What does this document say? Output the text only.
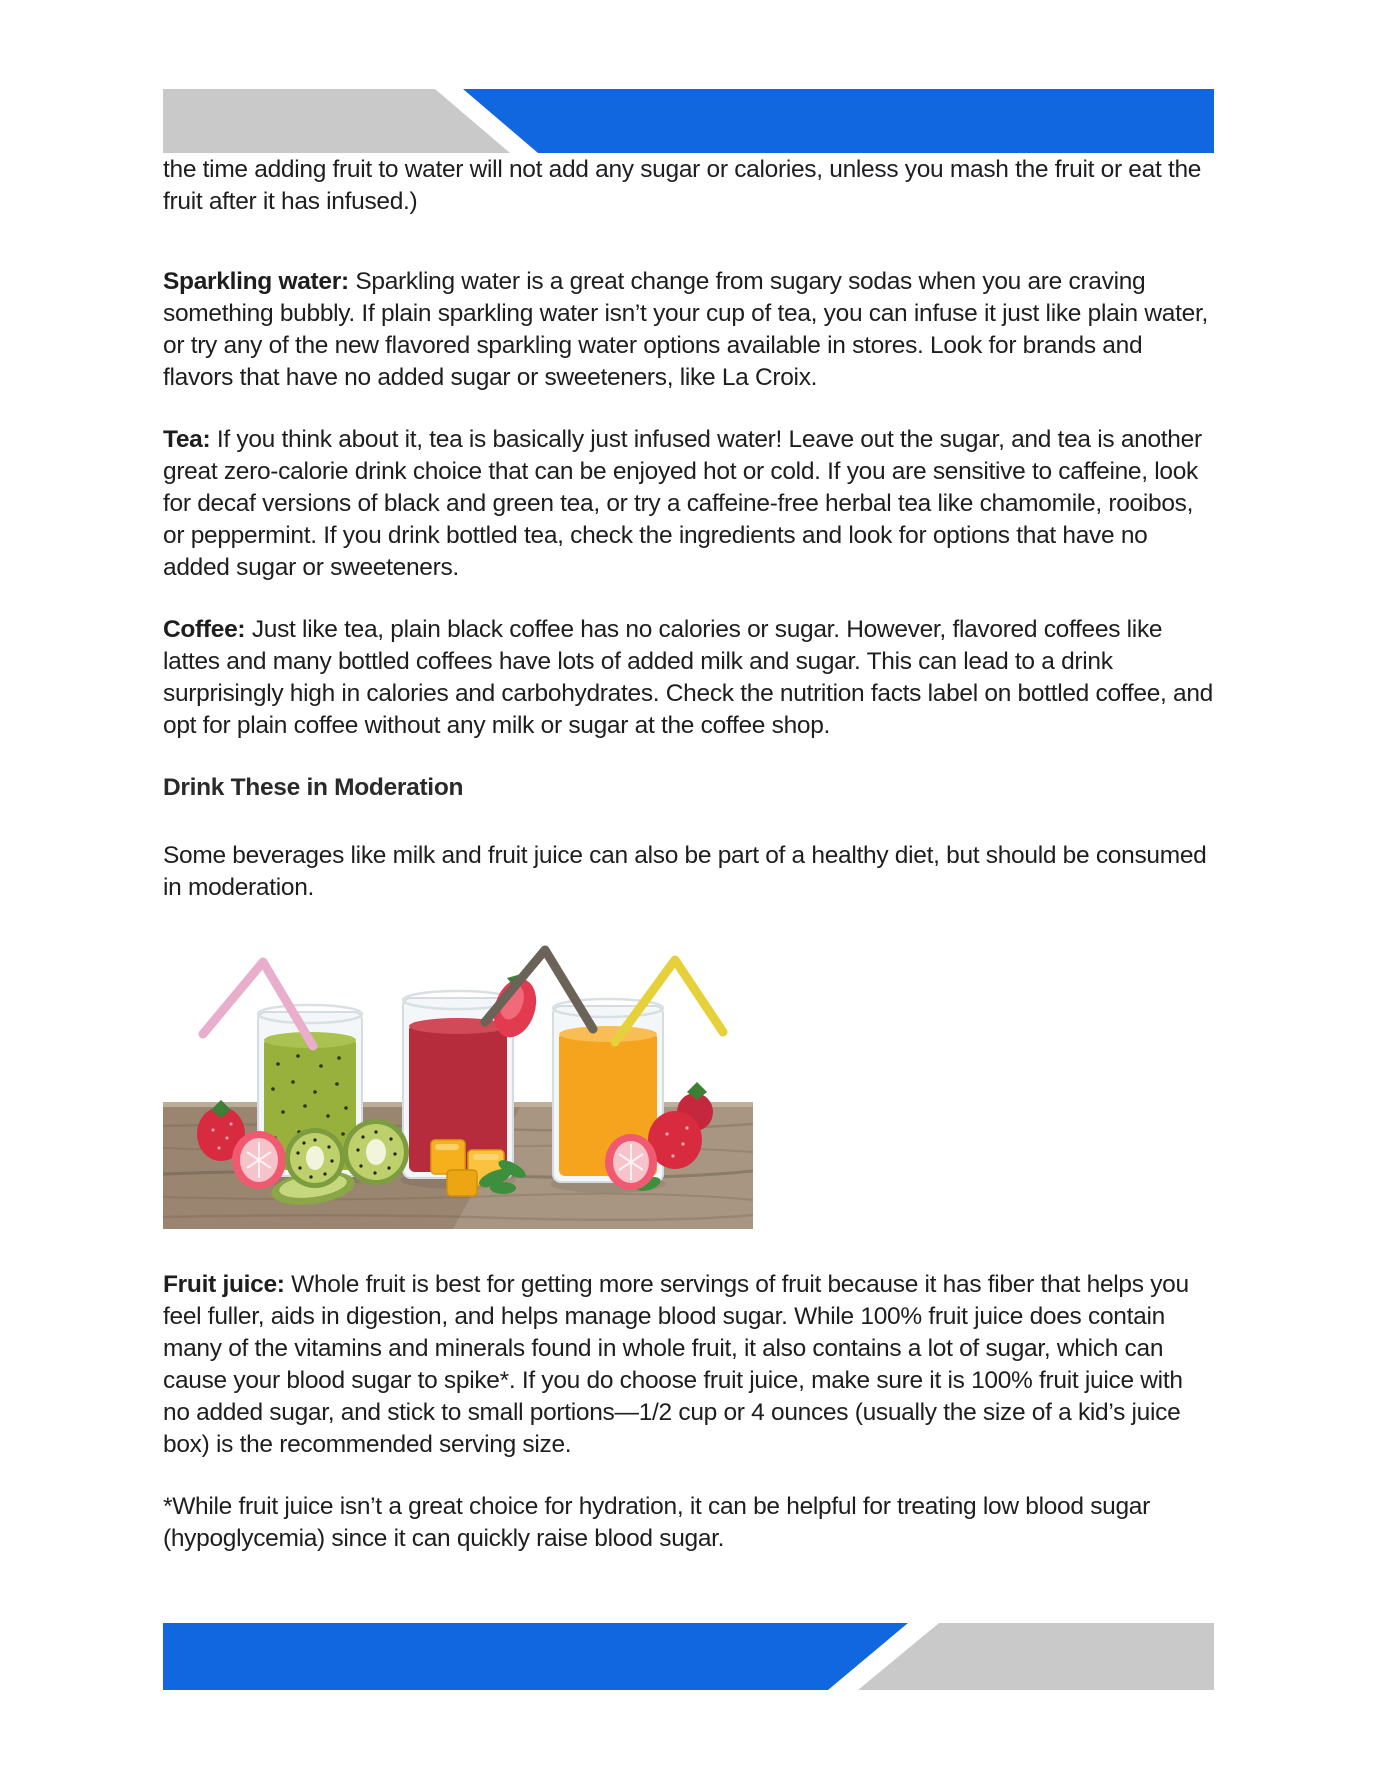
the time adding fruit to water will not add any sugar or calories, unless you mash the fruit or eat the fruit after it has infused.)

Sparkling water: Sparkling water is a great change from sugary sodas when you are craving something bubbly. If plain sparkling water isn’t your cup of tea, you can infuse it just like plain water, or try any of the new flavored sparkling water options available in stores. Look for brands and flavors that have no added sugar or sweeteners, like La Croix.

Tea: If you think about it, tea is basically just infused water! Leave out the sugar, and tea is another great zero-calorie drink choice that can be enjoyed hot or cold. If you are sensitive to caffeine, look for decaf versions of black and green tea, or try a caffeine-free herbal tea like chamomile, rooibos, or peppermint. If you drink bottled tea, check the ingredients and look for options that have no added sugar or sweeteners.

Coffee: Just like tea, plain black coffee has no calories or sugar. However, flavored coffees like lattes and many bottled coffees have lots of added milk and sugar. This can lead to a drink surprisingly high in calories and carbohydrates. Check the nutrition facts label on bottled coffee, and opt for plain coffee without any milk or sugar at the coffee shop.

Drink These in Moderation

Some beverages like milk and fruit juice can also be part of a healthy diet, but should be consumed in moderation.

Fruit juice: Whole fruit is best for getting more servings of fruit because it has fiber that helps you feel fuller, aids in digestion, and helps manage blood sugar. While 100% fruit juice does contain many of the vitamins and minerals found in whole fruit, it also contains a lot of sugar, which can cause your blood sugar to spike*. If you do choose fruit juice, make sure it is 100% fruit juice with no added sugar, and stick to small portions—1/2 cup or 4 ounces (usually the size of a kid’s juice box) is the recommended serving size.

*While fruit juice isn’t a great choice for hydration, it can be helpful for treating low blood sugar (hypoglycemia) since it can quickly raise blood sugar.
++++++++
● **Prompt**
Transcribe each entry precisely as given, leaving the pictures out.

● **Response to the exercise**
What does this document say? Output the text only.
the time adding fruit to water will not add any sugar or calories, unless you mash the fruit or eat the fruit after it has infused.)

Sparkling water: Sparkling water is a great change from sugary sodas when you are craving something bubbly. If plain sparkling water isn’t your cup of tea, you can infuse it just like plain water, or try any of the new flavored sparkling water options available in stores. Look for brands and flavors that have no added sugar or sweeteners, like La Croix.

Tea: If you think about it, tea is basically just infused water! Leave out the sugar, and tea is another great zero-calorie drink choice that can be enjoyed hot or cold. If you are sensitive to caffeine, look for decaf versions of black and green tea, or try a caffeine-free herbal tea like chamomile, rooibos, or peppermint. If you drink bottled tea, check the ingredients and look for options that have no added sugar or sweeteners.

Coffee: Just like tea, plain black coffee has no calories or sugar. However, flavored coffees like lattes and many bottled coffees have lots of added milk and sugar. This can lead to a drink surprisingly high in calories and carbohydrates. Check the nutrition facts label on bottled coffee, and opt for plain coffee without any milk or sugar at the coffee shop.

Drink These in Moderation

Some beverages like milk and fruit juice can also be part of a healthy diet, but should be consumed in moderation.

Fruit juice: Whole fruit is best for getting more servings of fruit because it has fiber that helps you feel fuller, aids in digestion, and helps manage blood sugar. While 100% fruit juice does contain many of the vitamins and minerals found in whole fruit, it also contains a lot of sugar, which can cause your blood sugar to spike*. If you do choose fruit juice, make sure it is 100% fruit juice with no added sugar, and stick to small portions—1/2 cup or 4 ounces (usually the size of a kid’s juice box) is the recommended serving size.

*While fruit juice isn’t a great choice for hydration, it can be helpful for treating low blood sugar (hypoglycemia) since it can quickly raise blood sugar.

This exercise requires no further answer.